Input material ->
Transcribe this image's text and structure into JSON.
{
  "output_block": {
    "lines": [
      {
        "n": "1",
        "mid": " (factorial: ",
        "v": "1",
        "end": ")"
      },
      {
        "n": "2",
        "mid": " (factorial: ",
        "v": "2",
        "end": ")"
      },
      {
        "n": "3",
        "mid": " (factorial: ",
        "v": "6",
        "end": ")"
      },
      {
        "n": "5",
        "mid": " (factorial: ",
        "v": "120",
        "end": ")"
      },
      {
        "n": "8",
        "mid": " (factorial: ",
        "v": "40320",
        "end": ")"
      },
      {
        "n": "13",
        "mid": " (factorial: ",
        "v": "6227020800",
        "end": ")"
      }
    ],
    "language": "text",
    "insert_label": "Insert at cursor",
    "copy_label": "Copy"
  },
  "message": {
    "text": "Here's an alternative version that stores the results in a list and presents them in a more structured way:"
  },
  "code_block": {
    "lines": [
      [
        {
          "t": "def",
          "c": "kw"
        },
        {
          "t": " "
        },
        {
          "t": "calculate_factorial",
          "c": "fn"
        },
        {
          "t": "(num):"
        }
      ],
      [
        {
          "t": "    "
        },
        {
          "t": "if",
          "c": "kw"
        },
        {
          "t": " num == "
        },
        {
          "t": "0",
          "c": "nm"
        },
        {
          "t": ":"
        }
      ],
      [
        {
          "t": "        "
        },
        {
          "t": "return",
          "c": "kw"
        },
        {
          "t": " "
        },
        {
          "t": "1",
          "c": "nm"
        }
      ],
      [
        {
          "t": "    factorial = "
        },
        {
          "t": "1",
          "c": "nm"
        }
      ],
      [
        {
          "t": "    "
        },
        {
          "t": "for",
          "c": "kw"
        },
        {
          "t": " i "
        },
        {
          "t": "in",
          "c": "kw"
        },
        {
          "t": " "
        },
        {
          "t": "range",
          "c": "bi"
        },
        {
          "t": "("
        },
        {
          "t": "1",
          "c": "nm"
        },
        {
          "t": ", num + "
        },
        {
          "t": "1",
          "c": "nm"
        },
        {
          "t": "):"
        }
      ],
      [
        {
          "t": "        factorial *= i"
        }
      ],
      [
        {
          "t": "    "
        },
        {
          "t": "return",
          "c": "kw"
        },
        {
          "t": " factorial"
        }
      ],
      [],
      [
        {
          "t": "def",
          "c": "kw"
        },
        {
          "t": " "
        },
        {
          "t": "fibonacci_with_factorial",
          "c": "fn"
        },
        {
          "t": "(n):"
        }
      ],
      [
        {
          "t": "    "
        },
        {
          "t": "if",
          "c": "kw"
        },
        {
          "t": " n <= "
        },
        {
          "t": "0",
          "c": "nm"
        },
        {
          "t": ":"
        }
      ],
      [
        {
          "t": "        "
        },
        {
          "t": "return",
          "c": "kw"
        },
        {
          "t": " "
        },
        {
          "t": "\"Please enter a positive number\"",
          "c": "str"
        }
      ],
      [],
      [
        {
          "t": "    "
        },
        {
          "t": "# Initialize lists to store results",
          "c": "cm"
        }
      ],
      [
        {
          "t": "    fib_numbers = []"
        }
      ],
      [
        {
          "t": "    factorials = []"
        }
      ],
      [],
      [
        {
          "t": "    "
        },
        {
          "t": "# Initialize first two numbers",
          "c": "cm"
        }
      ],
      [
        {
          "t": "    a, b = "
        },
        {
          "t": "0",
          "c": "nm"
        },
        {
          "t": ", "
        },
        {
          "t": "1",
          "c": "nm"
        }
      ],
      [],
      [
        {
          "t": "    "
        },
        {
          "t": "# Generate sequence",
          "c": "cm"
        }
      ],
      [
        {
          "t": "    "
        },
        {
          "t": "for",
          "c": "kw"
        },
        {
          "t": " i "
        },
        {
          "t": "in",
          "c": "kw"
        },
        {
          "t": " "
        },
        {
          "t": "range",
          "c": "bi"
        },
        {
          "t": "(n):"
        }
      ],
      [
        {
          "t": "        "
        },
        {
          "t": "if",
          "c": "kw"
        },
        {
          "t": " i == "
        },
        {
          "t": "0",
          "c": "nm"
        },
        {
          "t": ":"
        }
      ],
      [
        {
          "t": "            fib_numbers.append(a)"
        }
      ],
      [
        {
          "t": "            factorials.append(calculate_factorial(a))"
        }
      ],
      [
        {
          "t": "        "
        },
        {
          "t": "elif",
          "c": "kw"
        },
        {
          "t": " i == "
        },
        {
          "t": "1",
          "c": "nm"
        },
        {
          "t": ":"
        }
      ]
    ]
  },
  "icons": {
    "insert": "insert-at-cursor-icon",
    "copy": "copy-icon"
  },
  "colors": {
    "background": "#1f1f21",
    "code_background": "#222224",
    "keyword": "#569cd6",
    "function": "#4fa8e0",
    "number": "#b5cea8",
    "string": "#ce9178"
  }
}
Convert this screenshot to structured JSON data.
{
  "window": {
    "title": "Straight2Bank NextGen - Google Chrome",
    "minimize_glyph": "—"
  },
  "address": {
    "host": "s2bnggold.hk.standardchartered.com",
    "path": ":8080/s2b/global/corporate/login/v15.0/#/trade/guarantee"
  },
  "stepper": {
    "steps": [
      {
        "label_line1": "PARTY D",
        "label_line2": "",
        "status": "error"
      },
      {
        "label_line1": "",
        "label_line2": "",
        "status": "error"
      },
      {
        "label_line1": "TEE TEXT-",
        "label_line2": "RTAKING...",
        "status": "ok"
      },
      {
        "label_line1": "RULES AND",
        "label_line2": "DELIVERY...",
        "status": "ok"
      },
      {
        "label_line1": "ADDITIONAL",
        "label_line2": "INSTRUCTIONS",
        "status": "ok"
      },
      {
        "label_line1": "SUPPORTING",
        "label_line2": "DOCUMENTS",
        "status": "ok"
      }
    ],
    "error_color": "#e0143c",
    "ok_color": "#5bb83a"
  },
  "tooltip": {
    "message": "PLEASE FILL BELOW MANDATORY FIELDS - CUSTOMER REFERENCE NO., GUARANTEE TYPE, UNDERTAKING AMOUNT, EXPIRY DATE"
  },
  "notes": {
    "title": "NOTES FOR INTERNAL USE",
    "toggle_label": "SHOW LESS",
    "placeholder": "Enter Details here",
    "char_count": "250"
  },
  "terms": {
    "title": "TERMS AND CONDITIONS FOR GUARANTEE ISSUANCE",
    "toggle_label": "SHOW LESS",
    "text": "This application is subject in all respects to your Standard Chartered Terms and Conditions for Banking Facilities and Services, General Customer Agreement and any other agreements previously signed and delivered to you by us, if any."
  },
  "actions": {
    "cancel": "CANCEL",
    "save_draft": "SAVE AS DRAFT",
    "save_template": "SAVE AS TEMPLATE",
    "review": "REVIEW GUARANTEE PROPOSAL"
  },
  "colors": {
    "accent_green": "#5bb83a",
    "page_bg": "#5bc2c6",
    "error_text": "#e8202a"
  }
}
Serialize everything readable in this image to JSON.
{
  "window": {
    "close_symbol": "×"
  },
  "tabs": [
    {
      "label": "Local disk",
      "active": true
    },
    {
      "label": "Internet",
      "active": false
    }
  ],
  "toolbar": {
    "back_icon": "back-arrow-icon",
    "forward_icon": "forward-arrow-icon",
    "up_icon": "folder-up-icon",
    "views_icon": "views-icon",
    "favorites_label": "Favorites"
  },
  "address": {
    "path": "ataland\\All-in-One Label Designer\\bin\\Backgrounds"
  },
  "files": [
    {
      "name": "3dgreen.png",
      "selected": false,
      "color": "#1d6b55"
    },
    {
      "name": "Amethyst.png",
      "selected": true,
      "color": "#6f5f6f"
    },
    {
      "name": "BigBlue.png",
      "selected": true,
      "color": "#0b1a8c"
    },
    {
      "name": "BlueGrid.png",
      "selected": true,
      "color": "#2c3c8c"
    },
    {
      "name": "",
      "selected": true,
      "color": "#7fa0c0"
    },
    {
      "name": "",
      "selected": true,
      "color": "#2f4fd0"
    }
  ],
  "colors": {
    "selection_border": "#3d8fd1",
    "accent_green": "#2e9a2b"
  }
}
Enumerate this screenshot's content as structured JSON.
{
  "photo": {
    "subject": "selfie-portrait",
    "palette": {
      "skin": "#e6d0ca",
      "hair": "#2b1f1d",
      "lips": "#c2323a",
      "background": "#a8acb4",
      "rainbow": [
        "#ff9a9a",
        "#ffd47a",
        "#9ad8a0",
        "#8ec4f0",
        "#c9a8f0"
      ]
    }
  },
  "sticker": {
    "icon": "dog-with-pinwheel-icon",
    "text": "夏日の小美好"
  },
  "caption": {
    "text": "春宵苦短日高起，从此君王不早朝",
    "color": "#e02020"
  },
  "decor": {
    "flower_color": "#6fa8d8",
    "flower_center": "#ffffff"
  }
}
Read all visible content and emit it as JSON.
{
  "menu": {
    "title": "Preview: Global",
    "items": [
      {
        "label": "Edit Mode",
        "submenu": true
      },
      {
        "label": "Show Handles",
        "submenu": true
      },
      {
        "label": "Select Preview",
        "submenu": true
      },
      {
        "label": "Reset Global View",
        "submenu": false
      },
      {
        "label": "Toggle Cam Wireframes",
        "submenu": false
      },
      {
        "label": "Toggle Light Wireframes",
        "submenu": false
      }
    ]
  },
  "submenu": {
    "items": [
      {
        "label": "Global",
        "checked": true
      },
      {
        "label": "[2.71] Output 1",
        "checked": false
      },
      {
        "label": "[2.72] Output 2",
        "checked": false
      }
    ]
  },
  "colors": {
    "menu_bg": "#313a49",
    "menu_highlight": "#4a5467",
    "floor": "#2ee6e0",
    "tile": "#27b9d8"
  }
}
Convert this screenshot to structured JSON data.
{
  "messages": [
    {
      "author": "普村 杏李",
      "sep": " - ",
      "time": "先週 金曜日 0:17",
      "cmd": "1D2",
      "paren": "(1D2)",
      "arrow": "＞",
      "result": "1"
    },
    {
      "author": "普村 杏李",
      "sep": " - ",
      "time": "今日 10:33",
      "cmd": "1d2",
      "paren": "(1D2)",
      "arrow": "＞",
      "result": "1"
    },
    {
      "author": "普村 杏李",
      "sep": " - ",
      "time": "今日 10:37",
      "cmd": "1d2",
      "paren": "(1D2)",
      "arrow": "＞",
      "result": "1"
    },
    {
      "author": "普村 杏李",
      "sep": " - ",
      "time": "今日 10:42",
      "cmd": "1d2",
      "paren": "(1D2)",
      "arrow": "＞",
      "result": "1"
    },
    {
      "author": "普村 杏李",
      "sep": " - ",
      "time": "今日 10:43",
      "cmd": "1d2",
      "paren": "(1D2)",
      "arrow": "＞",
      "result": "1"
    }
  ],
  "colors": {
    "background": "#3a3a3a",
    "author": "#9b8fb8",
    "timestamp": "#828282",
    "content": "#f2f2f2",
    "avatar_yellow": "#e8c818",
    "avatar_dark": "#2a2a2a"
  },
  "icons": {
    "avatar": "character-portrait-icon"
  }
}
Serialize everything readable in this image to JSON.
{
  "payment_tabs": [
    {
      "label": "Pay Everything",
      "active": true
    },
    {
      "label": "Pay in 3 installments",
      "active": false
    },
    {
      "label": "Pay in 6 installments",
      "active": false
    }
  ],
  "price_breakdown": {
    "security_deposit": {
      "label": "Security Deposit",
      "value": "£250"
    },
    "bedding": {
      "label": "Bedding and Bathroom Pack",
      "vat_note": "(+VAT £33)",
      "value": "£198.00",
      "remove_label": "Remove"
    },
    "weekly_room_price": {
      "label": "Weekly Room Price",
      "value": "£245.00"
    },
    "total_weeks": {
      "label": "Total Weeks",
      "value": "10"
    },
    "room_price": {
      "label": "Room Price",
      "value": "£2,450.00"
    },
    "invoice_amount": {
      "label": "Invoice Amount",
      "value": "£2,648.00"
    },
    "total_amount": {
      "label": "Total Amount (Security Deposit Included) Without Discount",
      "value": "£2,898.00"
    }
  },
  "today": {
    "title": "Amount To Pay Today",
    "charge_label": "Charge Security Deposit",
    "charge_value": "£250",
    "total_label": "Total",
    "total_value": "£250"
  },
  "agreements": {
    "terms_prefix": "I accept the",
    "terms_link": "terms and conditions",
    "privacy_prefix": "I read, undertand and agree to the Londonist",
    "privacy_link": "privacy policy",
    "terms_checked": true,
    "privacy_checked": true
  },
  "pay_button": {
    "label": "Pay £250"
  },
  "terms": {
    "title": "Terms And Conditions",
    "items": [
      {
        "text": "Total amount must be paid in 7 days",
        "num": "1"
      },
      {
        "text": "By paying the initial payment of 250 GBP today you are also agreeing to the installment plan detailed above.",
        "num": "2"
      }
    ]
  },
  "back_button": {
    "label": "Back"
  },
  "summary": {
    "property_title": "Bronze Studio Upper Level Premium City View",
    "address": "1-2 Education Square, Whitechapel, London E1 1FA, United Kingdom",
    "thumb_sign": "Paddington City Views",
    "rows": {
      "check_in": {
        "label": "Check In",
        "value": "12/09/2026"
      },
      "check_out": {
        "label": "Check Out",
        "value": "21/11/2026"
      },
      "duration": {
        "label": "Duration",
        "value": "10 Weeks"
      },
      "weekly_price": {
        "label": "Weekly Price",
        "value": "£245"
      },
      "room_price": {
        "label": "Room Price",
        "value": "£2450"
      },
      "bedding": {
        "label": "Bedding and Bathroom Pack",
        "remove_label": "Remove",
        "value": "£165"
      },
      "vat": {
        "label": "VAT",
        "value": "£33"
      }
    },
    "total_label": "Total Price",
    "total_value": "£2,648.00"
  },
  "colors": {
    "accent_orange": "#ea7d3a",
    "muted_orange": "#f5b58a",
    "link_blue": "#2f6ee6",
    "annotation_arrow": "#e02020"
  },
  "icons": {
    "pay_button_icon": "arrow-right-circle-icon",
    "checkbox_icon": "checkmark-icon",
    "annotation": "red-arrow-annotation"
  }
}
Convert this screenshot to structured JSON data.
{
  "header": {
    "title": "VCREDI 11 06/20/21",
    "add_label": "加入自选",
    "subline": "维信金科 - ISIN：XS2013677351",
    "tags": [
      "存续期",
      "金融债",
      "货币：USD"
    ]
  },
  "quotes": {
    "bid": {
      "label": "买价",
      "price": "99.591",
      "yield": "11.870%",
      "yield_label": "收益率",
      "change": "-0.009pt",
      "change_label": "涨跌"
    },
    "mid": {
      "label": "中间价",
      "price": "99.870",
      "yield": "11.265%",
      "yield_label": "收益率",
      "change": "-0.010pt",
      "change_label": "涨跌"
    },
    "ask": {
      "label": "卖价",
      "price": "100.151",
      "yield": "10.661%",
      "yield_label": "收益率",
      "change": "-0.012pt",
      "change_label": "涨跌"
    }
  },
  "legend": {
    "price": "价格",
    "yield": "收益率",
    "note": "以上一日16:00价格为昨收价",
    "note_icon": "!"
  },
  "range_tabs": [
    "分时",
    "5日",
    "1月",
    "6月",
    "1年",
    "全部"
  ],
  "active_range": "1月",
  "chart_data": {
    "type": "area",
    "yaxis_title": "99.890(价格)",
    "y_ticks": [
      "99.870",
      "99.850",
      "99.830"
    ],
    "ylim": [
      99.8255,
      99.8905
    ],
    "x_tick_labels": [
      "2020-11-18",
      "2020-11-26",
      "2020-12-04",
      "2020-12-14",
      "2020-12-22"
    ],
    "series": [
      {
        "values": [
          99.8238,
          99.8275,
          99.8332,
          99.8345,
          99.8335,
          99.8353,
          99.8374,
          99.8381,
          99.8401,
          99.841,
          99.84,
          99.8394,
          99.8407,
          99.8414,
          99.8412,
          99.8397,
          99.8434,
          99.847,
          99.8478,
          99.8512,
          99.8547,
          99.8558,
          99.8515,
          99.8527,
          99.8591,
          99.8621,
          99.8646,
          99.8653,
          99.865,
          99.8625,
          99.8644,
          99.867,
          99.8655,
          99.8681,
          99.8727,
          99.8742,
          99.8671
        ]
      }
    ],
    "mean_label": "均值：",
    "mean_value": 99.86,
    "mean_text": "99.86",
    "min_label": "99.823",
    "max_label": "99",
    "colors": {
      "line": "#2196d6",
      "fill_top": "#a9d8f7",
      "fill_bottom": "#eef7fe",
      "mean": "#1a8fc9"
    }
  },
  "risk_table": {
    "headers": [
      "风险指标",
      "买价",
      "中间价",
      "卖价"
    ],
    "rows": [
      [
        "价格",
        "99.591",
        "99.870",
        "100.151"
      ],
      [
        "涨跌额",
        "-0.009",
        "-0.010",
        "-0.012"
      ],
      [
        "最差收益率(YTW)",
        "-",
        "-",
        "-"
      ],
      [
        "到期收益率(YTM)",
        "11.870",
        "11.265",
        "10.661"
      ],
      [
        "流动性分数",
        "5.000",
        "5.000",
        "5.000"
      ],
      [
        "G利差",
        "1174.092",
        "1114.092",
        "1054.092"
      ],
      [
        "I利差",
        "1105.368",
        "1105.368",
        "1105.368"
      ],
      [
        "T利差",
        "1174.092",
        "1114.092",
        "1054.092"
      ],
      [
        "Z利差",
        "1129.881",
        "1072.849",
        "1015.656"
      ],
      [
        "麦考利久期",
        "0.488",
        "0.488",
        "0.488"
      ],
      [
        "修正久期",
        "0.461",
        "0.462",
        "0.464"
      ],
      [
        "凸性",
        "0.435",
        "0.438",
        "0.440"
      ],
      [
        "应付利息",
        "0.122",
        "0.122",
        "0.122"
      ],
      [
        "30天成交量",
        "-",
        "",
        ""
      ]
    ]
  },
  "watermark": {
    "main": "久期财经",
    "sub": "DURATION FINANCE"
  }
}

Work required -> Identify and extract each line of the listing that contains "append".

The output ->
          "t": "            fib_numbers.append(a)"
          "t": "            factorials.append(calculate_factorial(a))"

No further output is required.